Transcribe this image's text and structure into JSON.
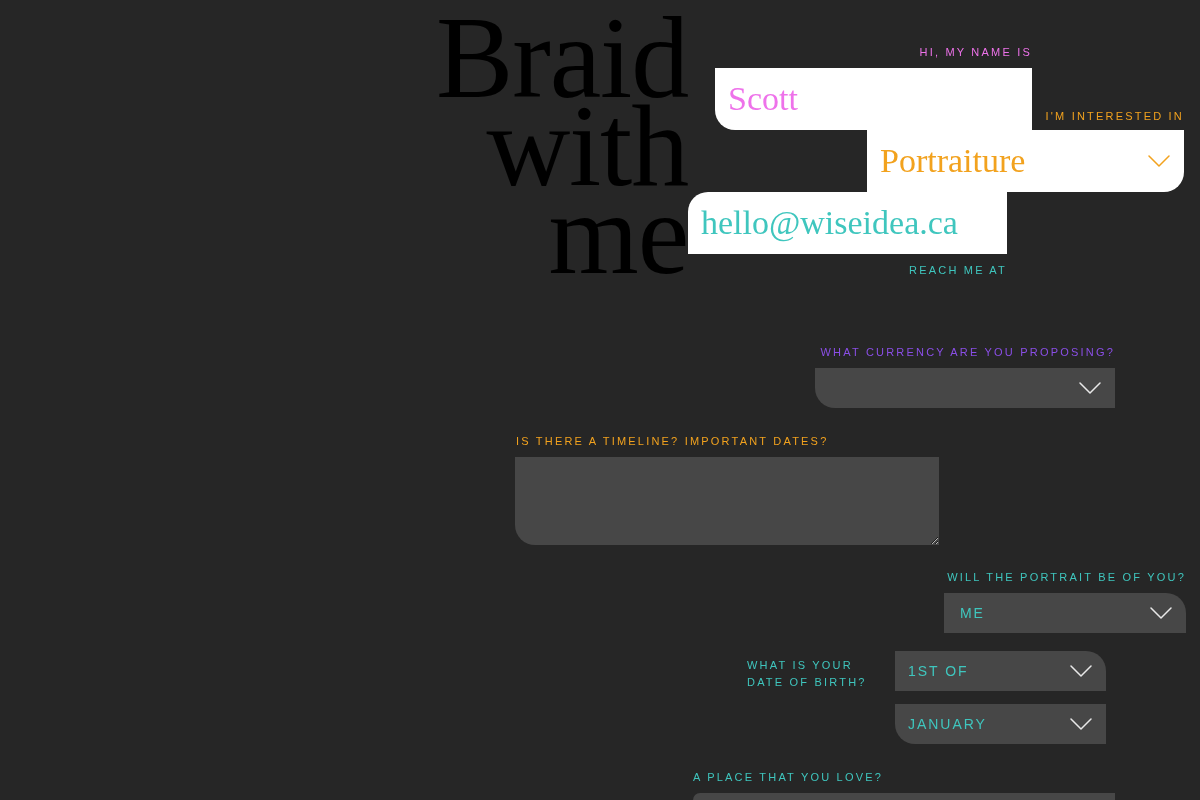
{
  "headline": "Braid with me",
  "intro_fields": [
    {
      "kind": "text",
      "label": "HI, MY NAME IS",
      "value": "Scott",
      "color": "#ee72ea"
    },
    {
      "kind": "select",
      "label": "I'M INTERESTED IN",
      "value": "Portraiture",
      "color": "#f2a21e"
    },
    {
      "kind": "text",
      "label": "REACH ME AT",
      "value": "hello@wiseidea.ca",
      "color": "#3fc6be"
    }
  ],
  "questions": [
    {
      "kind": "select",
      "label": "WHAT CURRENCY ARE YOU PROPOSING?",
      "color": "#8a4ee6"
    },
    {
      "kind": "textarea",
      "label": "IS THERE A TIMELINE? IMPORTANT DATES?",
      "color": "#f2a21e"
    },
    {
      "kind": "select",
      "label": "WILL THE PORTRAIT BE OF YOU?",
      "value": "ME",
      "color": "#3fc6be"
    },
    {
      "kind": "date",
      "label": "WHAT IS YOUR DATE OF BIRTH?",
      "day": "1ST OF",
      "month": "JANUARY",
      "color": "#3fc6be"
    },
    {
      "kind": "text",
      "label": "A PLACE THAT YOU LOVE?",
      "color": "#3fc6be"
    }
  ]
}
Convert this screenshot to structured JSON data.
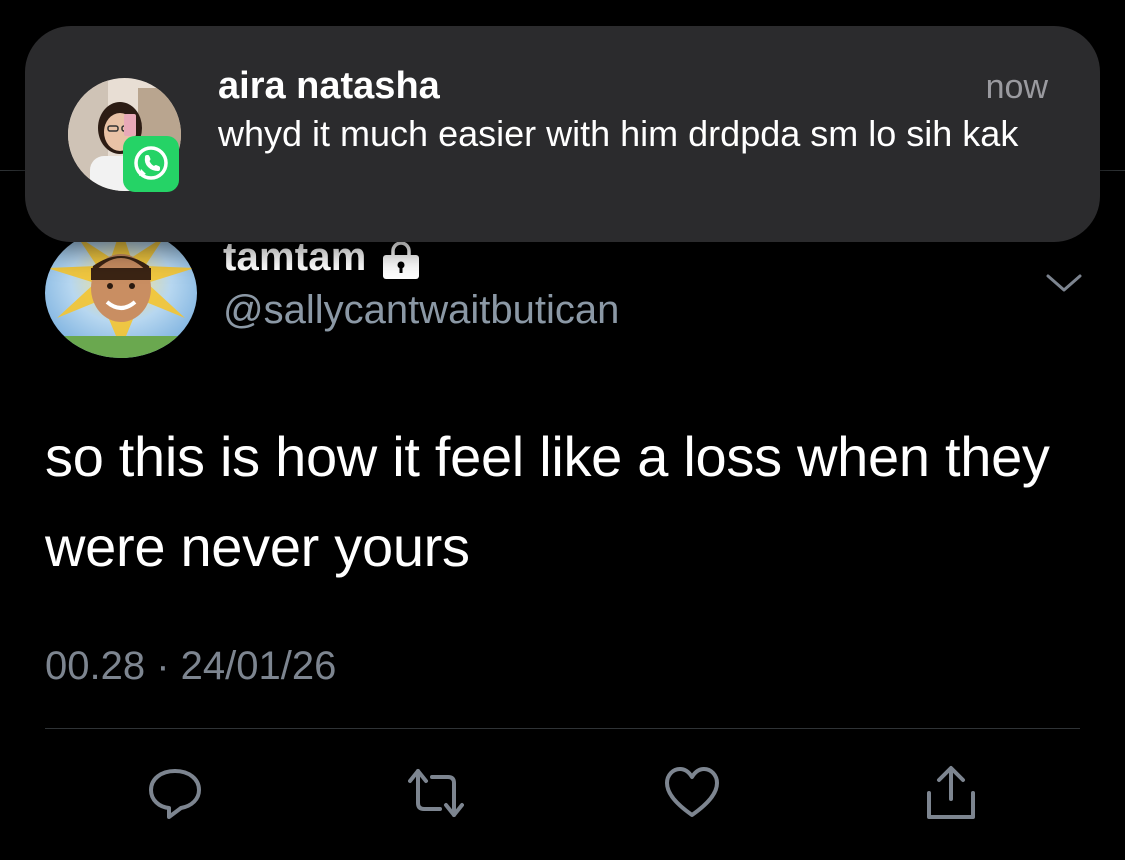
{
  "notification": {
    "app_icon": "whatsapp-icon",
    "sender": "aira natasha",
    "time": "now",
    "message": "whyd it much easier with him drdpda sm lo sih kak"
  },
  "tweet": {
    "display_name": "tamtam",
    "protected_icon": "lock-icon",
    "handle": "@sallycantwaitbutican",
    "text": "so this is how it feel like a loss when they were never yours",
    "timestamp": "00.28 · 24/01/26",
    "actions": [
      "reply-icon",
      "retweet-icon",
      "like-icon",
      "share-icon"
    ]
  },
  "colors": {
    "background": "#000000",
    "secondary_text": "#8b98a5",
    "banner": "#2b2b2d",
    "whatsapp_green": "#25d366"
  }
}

++++++++

◆ **Exercise**: Every line above should be returned exactly; the pictures stay out.

◆ **Output of the exercise**:
Transcribe this image's text and structure into JSON.
{
  "headline": "Braid with me",
  "intro_fields": [
    {
      "kind": "text",
      "label": "HI, MY NAME IS",
      "value": "Scott",
      "color": "#ee72ea"
    },
    {
      "kind": "select",
      "label": "I'M INTERESTED IN",
      "value": "Portraiture",
      "color": "#f2a21e"
    },
    {
      "kind": "text",
      "label": "REACH ME AT",
      "value": "hello@wiseidea.ca",
      "color": "#3fc6be"
    }
  ],
  "questions": [
    {
      "kind": "select",
      "label": "WHAT CURRENCY ARE YOU PROPOSING?",
      "color": "#8a4ee6"
    },
    {
      "kind": "textarea",
      "label": "IS THERE A TIMELINE? IMPORTANT DATES?",
      "color": "#f2a21e"
    },
    {
      "kind": "select",
      "label": "WILL THE PORTRAIT BE OF YOU?",
      "value": "ME",
      "color": "#3fc6be"
    },
    {
      "kind": "date",
      "label": "WHAT IS YOUR DATE OF BIRTH?",
      "day": "1ST OF",
      "month": "JANUARY",
      "color": "#3fc6be"
    },
    {
      "kind": "text",
      "label": "A PLACE THAT YOU LOVE?",
      "color": "#3fc6be"
    }
  ]
}
Convert this screenshot to structured JSON data.
{
  "notification": {
    "app_icon": "whatsapp-icon",
    "sender": "aira natasha",
    "time": "now",
    "message": "whyd it much easier with him drdpda sm lo sih kak"
  },
  "tweet": {
    "display_name": "tamtam",
    "protected_icon": "lock-icon",
    "handle": "@sallycantwaitbutican",
    "text": "so this is how it feel like a loss when they were never yours",
    "timestamp": "00.28 · 24/01/26",
    "actions": [
      "reply-icon",
      "retweet-icon",
      "like-icon",
      "share-icon"
    ]
  },
  "colors": {
    "background": "#000000",
    "secondary_text": "#8b98a5",
    "banner": "#2b2b2d",
    "whatsapp_green": "#25d366"
  }
}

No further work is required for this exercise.